> **AIM**
Check the listing below for lines that hold "xlabel". How many are there? Please give only the number.

------ TASK MATERIAL

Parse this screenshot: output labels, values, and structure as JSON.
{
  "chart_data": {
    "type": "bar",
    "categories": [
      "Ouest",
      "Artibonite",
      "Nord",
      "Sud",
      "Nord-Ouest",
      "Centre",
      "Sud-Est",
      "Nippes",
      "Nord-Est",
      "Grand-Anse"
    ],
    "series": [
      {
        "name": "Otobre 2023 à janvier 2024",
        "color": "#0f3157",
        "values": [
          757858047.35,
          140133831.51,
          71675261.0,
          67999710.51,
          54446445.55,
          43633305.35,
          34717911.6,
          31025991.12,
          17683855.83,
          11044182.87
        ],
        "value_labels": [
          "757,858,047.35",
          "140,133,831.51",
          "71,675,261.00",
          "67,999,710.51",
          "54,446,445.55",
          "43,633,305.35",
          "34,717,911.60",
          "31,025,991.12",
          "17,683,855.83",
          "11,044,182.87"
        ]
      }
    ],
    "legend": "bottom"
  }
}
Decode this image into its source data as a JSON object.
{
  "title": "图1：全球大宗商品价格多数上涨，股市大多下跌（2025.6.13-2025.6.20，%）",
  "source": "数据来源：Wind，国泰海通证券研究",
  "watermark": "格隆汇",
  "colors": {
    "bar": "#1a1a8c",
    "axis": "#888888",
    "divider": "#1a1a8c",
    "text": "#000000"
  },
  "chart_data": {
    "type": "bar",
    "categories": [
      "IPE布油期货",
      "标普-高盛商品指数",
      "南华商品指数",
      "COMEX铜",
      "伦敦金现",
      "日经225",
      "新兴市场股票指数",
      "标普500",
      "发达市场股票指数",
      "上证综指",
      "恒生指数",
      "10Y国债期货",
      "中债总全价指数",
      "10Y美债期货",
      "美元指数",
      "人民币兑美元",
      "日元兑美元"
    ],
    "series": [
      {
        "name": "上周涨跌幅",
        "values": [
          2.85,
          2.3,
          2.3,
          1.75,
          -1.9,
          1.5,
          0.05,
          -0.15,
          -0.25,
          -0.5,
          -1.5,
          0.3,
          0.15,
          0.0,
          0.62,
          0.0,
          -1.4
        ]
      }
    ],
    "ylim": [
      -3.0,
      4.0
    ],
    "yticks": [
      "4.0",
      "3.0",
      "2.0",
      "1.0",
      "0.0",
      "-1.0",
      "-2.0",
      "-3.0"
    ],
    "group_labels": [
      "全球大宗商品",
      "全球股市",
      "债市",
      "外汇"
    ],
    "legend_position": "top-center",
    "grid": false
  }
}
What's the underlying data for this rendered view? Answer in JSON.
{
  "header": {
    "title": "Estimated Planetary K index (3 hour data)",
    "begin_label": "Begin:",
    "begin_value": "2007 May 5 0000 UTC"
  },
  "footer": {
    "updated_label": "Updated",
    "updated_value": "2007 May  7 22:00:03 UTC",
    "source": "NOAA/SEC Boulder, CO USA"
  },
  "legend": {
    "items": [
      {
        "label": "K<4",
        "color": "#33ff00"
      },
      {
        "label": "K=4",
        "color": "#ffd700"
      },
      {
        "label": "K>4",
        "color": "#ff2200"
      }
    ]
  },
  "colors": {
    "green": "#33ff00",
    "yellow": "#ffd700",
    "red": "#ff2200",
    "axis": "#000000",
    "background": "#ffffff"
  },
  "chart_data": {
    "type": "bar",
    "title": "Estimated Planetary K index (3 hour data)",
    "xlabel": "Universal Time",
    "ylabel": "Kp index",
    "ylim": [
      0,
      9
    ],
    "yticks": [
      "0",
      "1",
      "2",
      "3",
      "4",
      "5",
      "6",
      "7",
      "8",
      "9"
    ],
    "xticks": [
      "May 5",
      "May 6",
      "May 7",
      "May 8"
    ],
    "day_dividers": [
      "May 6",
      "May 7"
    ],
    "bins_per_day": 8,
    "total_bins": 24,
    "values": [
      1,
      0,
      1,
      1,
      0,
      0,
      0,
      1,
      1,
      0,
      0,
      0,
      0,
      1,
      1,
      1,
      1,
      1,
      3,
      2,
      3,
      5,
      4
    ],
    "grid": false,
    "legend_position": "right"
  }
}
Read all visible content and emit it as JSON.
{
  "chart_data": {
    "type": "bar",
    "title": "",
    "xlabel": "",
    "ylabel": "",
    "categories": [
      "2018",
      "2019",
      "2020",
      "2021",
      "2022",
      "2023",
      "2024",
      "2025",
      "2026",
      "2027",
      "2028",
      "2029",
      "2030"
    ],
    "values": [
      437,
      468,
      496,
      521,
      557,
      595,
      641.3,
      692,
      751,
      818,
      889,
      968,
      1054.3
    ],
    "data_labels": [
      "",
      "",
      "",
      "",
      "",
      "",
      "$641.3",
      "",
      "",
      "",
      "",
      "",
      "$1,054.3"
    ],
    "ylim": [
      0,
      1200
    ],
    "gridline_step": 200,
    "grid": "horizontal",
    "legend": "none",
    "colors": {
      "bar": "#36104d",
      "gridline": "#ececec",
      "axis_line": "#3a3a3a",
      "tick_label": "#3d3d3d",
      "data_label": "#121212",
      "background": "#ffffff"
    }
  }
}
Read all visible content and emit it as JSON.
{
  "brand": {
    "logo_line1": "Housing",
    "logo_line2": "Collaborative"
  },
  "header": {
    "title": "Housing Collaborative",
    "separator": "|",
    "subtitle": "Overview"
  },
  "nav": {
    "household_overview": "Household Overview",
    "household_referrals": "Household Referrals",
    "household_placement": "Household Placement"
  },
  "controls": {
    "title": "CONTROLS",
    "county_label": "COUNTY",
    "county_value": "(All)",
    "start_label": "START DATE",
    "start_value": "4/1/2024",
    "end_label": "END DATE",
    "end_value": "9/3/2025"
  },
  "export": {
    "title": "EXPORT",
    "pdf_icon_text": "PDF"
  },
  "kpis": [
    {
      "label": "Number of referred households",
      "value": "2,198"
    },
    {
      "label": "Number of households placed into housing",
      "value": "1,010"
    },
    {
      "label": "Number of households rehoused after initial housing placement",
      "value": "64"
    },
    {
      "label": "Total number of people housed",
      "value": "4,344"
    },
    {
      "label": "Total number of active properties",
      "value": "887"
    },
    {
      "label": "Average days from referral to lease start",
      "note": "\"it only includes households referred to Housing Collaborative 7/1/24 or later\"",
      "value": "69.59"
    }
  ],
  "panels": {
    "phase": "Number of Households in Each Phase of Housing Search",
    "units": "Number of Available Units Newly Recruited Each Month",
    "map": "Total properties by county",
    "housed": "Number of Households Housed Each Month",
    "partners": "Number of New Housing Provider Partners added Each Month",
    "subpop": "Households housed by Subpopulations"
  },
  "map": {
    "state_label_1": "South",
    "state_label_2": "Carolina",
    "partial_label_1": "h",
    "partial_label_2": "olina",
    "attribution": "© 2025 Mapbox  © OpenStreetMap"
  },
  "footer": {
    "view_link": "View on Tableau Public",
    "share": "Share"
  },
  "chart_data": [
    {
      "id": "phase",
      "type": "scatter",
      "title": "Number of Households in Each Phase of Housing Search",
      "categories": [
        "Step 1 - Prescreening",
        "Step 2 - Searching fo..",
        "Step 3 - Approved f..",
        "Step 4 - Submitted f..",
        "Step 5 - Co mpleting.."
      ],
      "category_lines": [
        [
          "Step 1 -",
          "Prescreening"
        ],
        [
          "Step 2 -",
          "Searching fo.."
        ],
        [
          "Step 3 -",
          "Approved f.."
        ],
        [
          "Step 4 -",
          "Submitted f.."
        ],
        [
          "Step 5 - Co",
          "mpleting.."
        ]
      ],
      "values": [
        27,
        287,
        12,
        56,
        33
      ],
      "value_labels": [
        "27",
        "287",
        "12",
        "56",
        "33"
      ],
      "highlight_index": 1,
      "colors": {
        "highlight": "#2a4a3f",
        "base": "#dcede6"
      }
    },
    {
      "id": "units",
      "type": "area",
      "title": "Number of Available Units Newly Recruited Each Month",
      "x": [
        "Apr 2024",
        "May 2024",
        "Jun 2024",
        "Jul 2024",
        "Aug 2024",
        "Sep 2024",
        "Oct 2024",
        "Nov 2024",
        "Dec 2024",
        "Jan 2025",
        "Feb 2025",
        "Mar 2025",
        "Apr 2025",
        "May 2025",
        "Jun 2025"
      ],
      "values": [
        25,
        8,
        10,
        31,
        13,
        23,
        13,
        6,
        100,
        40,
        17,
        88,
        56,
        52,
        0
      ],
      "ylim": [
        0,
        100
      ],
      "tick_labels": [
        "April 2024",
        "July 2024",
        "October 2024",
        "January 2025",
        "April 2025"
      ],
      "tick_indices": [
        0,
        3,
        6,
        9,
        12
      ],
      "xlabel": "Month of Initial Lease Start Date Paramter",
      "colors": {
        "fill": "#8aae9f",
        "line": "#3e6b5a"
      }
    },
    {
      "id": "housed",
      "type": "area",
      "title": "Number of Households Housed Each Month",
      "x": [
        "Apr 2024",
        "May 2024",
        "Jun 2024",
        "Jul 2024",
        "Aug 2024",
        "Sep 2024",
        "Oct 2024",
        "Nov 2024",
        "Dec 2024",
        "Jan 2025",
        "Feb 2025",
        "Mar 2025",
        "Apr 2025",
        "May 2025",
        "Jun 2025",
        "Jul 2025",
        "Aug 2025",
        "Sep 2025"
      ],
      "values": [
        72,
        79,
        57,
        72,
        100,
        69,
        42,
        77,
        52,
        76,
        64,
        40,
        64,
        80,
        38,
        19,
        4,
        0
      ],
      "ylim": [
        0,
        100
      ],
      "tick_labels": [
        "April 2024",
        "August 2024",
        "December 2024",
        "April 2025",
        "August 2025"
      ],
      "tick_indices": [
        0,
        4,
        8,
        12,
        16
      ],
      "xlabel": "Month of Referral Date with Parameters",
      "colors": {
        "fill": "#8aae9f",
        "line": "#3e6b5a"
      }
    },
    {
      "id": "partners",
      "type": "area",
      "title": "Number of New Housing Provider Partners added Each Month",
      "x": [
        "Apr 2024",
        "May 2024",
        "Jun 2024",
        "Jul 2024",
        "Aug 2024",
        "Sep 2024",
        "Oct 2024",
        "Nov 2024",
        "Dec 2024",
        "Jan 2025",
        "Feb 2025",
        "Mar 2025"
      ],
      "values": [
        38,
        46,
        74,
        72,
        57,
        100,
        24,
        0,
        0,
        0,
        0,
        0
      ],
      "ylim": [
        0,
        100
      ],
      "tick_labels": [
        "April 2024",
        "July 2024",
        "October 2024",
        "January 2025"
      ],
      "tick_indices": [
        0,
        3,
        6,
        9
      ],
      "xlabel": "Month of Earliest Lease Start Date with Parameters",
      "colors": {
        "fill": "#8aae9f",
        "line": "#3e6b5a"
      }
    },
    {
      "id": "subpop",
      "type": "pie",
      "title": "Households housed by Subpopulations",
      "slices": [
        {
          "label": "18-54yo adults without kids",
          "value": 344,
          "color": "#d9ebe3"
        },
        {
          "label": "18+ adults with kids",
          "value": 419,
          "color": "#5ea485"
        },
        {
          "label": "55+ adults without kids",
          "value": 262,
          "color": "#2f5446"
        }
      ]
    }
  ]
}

------------

> **RESPONSE TO THIS EXERCISE**
5